#### [The request]
Print each line of the data that follows verbatim, omitting nothing and altering nothing.

++++++++

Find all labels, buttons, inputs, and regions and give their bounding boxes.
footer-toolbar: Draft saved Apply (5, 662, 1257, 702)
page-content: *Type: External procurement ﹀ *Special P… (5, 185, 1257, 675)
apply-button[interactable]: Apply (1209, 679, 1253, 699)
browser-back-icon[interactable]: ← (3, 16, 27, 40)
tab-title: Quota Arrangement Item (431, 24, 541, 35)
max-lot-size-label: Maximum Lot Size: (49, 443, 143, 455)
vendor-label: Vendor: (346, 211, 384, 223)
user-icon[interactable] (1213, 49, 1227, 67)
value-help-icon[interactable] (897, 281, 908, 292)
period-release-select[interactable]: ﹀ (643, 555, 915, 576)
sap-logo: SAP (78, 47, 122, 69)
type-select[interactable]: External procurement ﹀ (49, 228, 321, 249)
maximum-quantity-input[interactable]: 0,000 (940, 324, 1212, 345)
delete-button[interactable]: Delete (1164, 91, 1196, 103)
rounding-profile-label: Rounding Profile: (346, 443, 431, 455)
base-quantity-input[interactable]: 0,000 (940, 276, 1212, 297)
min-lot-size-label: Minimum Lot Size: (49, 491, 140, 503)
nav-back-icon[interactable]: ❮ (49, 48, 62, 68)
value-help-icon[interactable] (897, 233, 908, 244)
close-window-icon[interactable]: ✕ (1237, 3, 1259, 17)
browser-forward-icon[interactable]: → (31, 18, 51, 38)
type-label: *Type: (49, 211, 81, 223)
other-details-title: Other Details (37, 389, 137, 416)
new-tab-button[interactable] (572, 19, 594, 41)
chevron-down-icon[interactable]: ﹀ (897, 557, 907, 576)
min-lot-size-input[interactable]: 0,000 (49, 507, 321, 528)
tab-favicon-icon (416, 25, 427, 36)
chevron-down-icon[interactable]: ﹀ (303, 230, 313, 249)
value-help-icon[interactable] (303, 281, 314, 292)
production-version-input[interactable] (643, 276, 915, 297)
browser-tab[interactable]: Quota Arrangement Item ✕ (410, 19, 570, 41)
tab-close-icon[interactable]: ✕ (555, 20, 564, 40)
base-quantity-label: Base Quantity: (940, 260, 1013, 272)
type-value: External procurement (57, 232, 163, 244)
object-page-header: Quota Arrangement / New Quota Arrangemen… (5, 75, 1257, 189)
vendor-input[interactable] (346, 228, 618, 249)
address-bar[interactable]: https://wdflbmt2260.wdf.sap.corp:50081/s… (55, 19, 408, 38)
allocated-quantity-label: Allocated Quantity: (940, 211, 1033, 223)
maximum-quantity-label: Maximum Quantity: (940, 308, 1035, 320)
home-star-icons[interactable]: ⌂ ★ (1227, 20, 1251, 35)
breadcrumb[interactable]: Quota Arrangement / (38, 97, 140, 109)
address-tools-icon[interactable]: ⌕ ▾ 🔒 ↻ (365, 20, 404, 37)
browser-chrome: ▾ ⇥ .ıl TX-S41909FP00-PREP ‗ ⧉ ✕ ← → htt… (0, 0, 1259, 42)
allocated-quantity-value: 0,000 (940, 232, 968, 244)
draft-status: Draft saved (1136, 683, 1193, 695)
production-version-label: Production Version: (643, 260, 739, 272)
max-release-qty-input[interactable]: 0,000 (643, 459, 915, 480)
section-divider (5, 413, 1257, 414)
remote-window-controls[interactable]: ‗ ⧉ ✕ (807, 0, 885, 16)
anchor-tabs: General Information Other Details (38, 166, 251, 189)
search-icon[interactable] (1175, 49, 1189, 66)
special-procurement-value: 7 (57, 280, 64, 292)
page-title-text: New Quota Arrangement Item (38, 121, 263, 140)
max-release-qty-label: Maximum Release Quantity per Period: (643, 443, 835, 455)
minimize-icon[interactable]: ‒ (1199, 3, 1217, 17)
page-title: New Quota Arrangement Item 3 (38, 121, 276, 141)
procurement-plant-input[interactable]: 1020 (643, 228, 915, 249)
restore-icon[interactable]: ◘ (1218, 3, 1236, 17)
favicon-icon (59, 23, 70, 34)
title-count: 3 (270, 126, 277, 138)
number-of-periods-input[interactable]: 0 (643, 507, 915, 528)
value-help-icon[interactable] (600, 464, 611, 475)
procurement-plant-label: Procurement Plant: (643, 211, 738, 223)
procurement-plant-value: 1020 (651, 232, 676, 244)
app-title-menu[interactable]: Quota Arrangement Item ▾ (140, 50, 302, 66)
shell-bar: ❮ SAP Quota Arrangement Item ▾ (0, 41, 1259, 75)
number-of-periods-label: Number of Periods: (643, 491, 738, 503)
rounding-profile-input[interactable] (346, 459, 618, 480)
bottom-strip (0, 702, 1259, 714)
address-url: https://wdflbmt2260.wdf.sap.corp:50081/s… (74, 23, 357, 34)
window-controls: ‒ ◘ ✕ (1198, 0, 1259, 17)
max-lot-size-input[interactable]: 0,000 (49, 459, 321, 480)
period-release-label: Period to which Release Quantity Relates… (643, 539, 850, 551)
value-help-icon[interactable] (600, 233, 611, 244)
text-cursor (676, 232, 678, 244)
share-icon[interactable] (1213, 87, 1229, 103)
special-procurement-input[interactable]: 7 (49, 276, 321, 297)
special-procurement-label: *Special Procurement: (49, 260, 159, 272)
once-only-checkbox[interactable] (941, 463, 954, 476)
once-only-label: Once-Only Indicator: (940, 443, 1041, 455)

++++++++

#### [Solution to this task]
Find all labels, buttons, inputs, and regions and give their bounding boxes.
footer-toolbar: Draft saved Apply (5, 662, 1257, 702)
page-content: *Type: External procurement ﹀ *Special P… (5, 185, 1257, 675)
apply-button[interactable]: Apply (1209, 679, 1253, 699)
browser-back-icon[interactable]: ← (3, 16, 27, 40)
tab-title: Quota Arrangement Item (431, 24, 541, 35)
max-lot-size-label: Maximum Lot Size: (49, 443, 143, 455)
vendor-label: Vendor: (346, 211, 384, 223)
user-icon[interactable] (1213, 49, 1227, 67)
value-help-icon[interactable] (897, 281, 908, 292)
period-release-select[interactable]: ﹀ (643, 555, 915, 576)
sap-logo: SAP (78, 47, 122, 69)
type-select[interactable]: External procurement ﹀ (49, 228, 321, 249)
maximum-quantity-input[interactable]: 0,000 (940, 324, 1212, 345)
delete-button[interactable]: Delete (1164, 91, 1196, 103)
rounding-profile-label: Rounding Profile: (346, 443, 431, 455)
base-quantity-input[interactable]: 0,000 (940, 276, 1212, 297)
min-lot-size-label: Minimum Lot Size: (49, 491, 140, 503)
nav-back-icon[interactable]: ❮ (49, 48, 62, 68)
value-help-icon[interactable] (897, 233, 908, 244)
close-window-icon[interactable]: ✕ (1237, 3, 1259, 17)
browser-forward-icon[interactable]: → (31, 18, 51, 38)
type-label: *Type: (49, 211, 81, 223)
other-details-title: Other Details (37, 389, 137, 416)
new-tab-button[interactable] (572, 19, 594, 41)
chevron-down-icon[interactable]: ﹀ (897, 557, 907, 576)
min-lot-size-input[interactable]: 0,000 (49, 507, 321, 528)
tab-favicon-icon (416, 25, 427, 36)
chevron-down-icon[interactable]: ﹀ (303, 230, 313, 249)
value-help-icon[interactable] (303, 281, 314, 292)
production-version-input[interactable] (643, 276, 915, 297)
browser-tab[interactable]: Quota Arrangement Item ✕ (410, 19, 570, 41)
tab-close-icon[interactable]: ✕ (555, 20, 564, 40)
base-quantity-label: Base Quantity: (940, 260, 1013, 272)
type-value: External procurement (57, 232, 163, 244)
object-page-header: Quota Arrangement / New Quota Arrangemen… (5, 75, 1257, 189)
vendor-input[interactable] (346, 228, 618, 249)
address-bar[interactable]: https://wdflbmt2260.wdf.sap.corp:50081/s… (55, 19, 408, 38)
allocated-quantity-label: Allocated Quantity: (940, 211, 1033, 223)
maximum-quantity-label: Maximum Quantity: (940, 308, 1035, 320)
home-star-icons[interactable]: ⌂ ★ (1227, 20, 1251, 35)
breadcrumb[interactable]: Quota Arrangement / (38, 97, 140, 109)
address-tools-icon[interactable]: ⌕ ▾ 🔒 ↻ (365, 20, 404, 37)
browser-chrome: ▾ ⇥ .ıl TX-S41909FP00-PREP ‗ ⧉ ✕ ← → htt… (0, 0, 1259, 42)
allocated-quantity-value: 0,000 (940, 232, 968, 244)
draft-status: Draft saved (1136, 683, 1193, 695)
production-version-label: Production Version: (643, 260, 739, 272)
max-release-qty-input[interactable]: 0,000 (643, 459, 915, 480)
section-divider (5, 413, 1257, 414)
remote-window-controls[interactable]: ‗ ⧉ ✕ (807, 0, 885, 16)
anchor-tabs: General Information Other Details (38, 166, 251, 189)
search-icon[interactable] (1175, 49, 1189, 66)
special-procurement-value: 7 (57, 280, 64, 292)
page-title-text: New Quota Arrangement Item (38, 121, 263, 140)
max-release-qty-label: Maximum Release Quantity per Period: (643, 443, 835, 455)
minimize-icon[interactable]: ‒ (1199, 3, 1217, 17)
page-title: New Quota Arrangement Item 3 (38, 121, 276, 141)
procurement-plant-input[interactable]: 1020 (643, 228, 915, 249)
restore-icon[interactable]: ◘ (1218, 3, 1236, 17)
favicon-icon (59, 23, 70, 34)
title-count: 3 (270, 126, 277, 138)
number-of-periods-input[interactable]: 0 (643, 507, 915, 528)
value-help-icon[interactable] (600, 464, 611, 475)
procurement-plant-label: Procurement Plant: (643, 211, 738, 223)
procurement-plant-value: 1020 (651, 232, 676, 244)
app-title-menu[interactable]: Quota Arrangement Item ▾ (140, 50, 302, 66)
shell-bar: ❮ SAP Quota Arrangement Item ▾ (0, 41, 1259, 75)
number-of-periods-label: Number of Periods: (643, 491, 738, 503)
rounding-profile-input[interactable] (346, 459, 618, 480)
bottom-strip (0, 702, 1259, 714)
address-url: https://wdflbmt2260.wdf.sap.corp:50081/s… (74, 23, 357, 34)
window-controls: ‒ ◘ ✕ (1198, 0, 1259, 17)
max-lot-size-input[interactable]: 0,000 (49, 459, 321, 480)
period-release-label: Period to which Release Quantity Relates… (643, 539, 850, 551)
value-help-icon[interactable] (600, 233, 611, 244)
text-cursor (676, 232, 678, 244)
share-icon[interactable] (1213, 87, 1229, 103)
special-procurement-input[interactable]: 7 (49, 276, 321, 297)
special-procurement-label: *Special Procurement: (49, 260, 159, 272)
once-only-checkbox[interactable] (941, 463, 954, 476)
once-only-label: Once-Only Indicator: (940, 443, 1041, 455)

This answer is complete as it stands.